▶ [Work to do]: Pull out every line below that holds the word "Министерства".
-- BEGIN Source records --
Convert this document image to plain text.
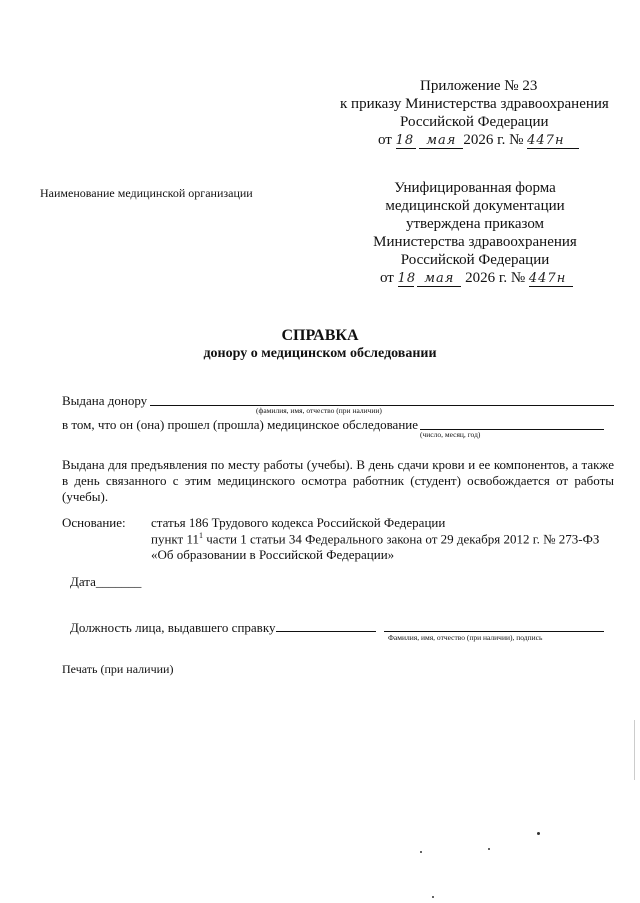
Приложение № 23
к приказу Министерства здравоохранения
Российской Федерации
от 18 мая 2026 г. № 447н
Наименование медицинской организации	Унифицированная форма
медицинской документации
утверждена приказом
Министерства здравоохранения
Российской Федерации
от 18 мая 2026 г. № 447н
СПРАВКА
донору о медицинском обследовании
Выдана донору
(фамилия, имя, отчество (при наличии)
в том, что он (она) прошел (прошла) медицинское обследование
(число, месяц, год)
Выдана для предъявления по месту работы (учебы). В день сдачи крови и ее компонентов, а также
в день связанного с этим медицинского осмотра работник (студент) освобождается от работы
(учебы).
Основание: статья 186 Трудового кодекса Российской Федерации
пункт $11^1$ части 1 статьи 34 Федерального закона от 29 декабря 2012 г. № 273-ФЗ
«Об образовании в Российской Федерации»
Дата_______
Должность лица, выдавшего справку
Фамилия, имя, отчество (при наличии), подпись
Печать (при наличии)
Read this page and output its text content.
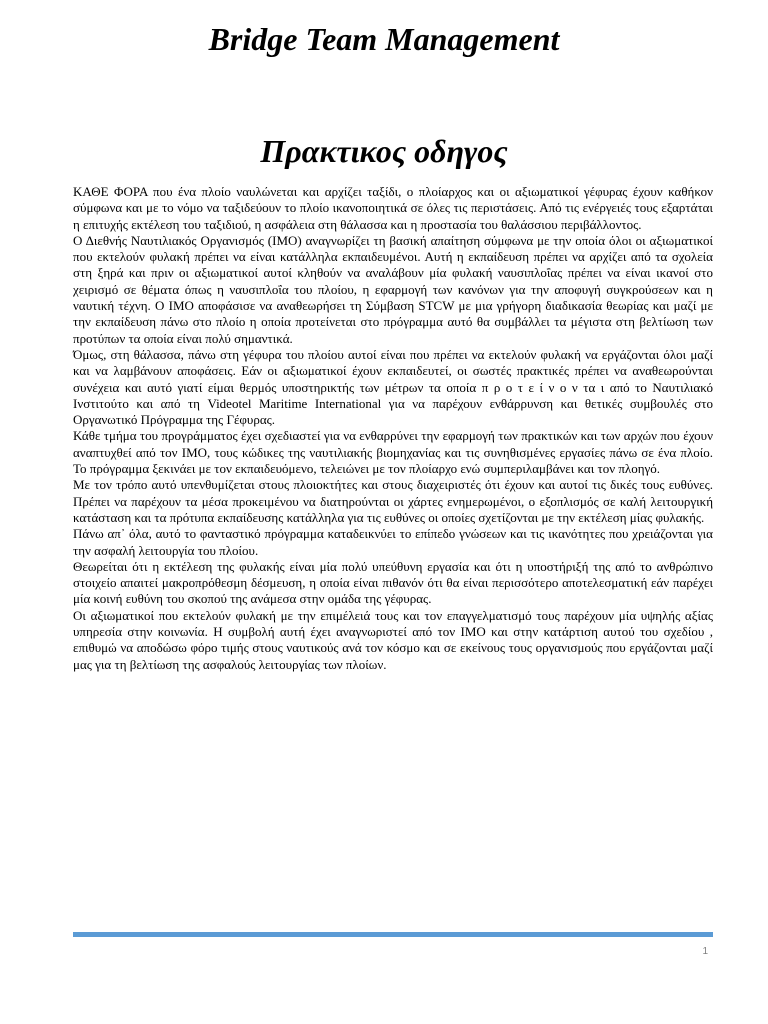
Bridge Team Management
Πρακτικος οδηγος

ΚΑΘΕ ΦΟΡΑ που ένα πλοίο ναυλώνεται και αρχίζει ταξίδι, ο πλοίαρχος και οι αξιωματικοί γέφυρας έχουν καθήκον σύμφωνα και με το νόμο να ταξιδεύουν το πλοίο ικανοποιητικά σε όλες τις περιστάσεις. Από τις ενέργειές τους εξαρτάται η επιτυχής εκτέλεση του ταξιδιού, η ασφάλεια στη θάλασσα και η προστασία του θαλάσσιου περιβάλλοντος.

Ο Διεθνής Ναυτιλιακός Οργανισμός (IMO) αναγνωρίζει τη βασική απαίτηση σύμφωνα με την οποία όλοι οι αξιωματικοί που εκτελούν φυλακή πρέπει να είναι κατάλληλα εκπαιδευμένοι. Αυτή η εκπαίδευση πρέπει να αρχίζει από τα σχολεία στη ξηρά και πριν οι αξιωματικοί αυτοί κληθούν να αναλάβουν μία φυλακή ναυσιπλοΐας πρέπει να είναι ικανοί στο χειρισμό σε θέματα όπως η ναυσιπλοΐα του πλοίου, η εφαρμογή των κανόνων για την αποφυγή συγκρούσεων και η ναυτική τέχνη. Ο IMO αποφάσισε να αναθεωρήσει τη Σύμβαση STCW με μια γρήγορη διαδικασία θεωρίας και μαζί με την εκπαίδευση πάνω στο πλοίο η οποία προτείνεται στο πρόγραμμα αυτό θα συμβάλλει τα μέγιστα στη βελτίωση των προτύπων τα οποία είναι πολύ σημαντικά.

Όμως, στη θάλασσα, πάνω στη γέφυρα του πλοίου αυτοί είναι που πρέπει να εκτελούν φυλακή να εργάζονται όλοι μαζί και να λαμβάνουν αποφάσεις. Εάν οι αξιωματικοί έχουν εκπαιδευτεί, οι σωστές πρακτικές πρέπει να αναθεωρούνται συνέχεια και αυτό γιατί είμαι θερμός υποστηρικτής των μέτρων τα οποία π ρ ο τ ε ί ν ο ν τα ι από το Ναυτιλιακό Ινστιτούτο και από τη Videotel Maritime International για να παρέχουν ενθάρρυνση και θετικές συμβουλές στο Οργανωτικό Πρόγραμμα της Γέφυρας.

Κάθε τμήμα του προγράμματος έχει σχεδιαστεί για να ενθαρρύνει την εφαρμογή των πρακτικών και των αρχών που έχουν αναπτυχθεί από τον IMO, τους κώδικες της ναυτιλιακής βιομηχανίας και τις συνηθισμένες εργασίες πάνω σε ένα πλοίο. Το πρόγραμμα ξεκινάει με τον εκπαιδευόμενο, τελειώνει με τον πλοίαρχο ενώ συμπεριλαμβάνει και τον πλοηγό.

Με τον τρόπο αυτό υπενθυμίζεται στους πλοιοκτήτες και στους διαχειριστές ότι έχουν και αυτοί τις δικές τους ευθύνες. Πρέπει να παρέχουν τα μέσα προκειμένου να διατηρούνται οι χάρτες ενημερωμένοι, ο εξοπλισμός σε καλή λειτουργική κατάσταση και τα πρότυπα εκπαίδευσης κατάλληλα για τις ευθύνες οι οποίες σχετίζονται με την εκτέλεση μίας φυλακής.

Πάνω απ᾽ όλα, αυτό το φανταστικό πρόγραμμα καταδεικνύει το επίπεδο γνώσεων και τις ικανότητες που χρειάζονται για την ασφαλή λειτουργία του πλοίου.

Θεωρείται ότι η εκτέλεση της φυλακής είναι μία πολύ υπεύθυνη εργασία και ότι η υποστήριξή της από το ανθρώπινο στοιχείο απαιτεί μακροπρόθεσμη δέσμευση, η οποία είναι πιθανόν ότι θα είναι περισσότερο αποτελεσματική εάν παρέχει μία κοινή ευθύνη του σκοπού της ανάμεσα στην ομάδα της γέφυρας.

Οι αξιωματικοί που εκτελούν φυλακή με την επιμέλειά τους και τον επαγγελματισμό τους παρέχουν μία υψηλής αξίας υπηρεσία στην κοινωνία. Η συμβολή αυτή έχει αναγνωριστεί από τον IMO και στην κατάρτιση αυτού του σχεδίου , επιθυμώ να αποδώσω φόρο τιμής στους ναυτικούς ανά τον κόσμο και σε εκείνους τους οργανισμούς που εργάζονται μαζί μας για τη βελτίωση της ασφαλούς λειτουργίας των πλοίων.

1
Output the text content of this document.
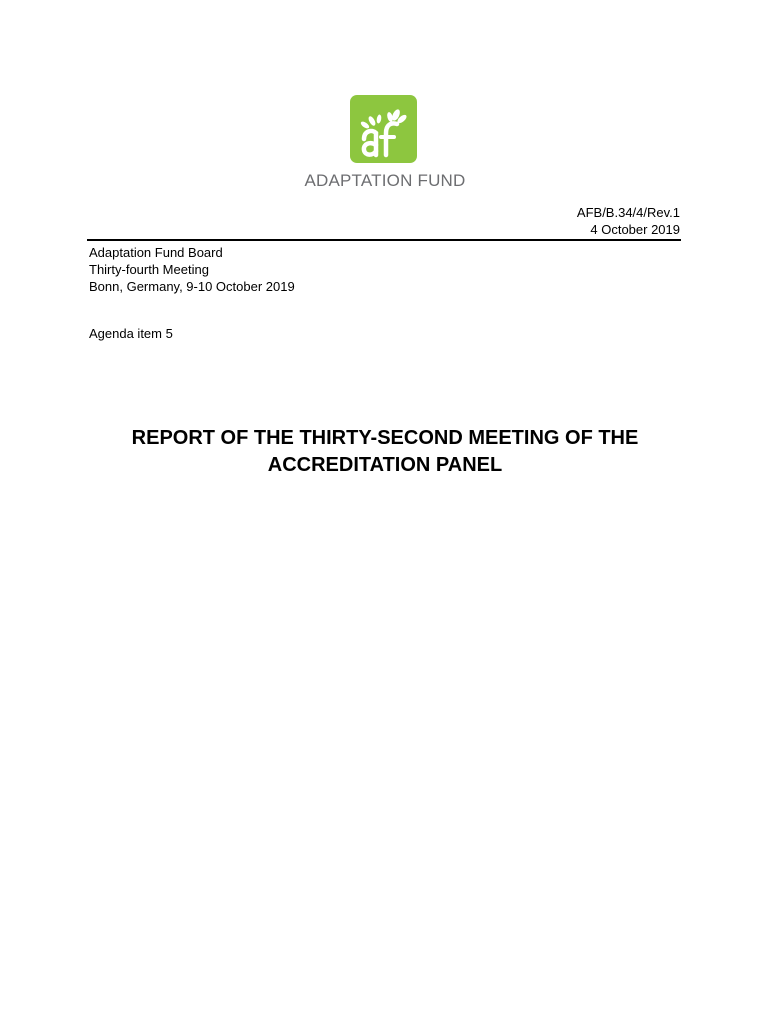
ADAPTATION FUND
AFB/B.34/4/Rev.1
4 October 2019
Adaptation Fund Board
Thirty-fourth Meeting
Bonn, Germany, 9-10 October 2019
Agenda item 5
REPORT OF THE THIRTY-SECOND MEETING OF THE
ACCREDITATION PANEL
-- END Source records --
▶ [Task solution]:
к приказу Министерства здравоохранения
Министерства здравоохранения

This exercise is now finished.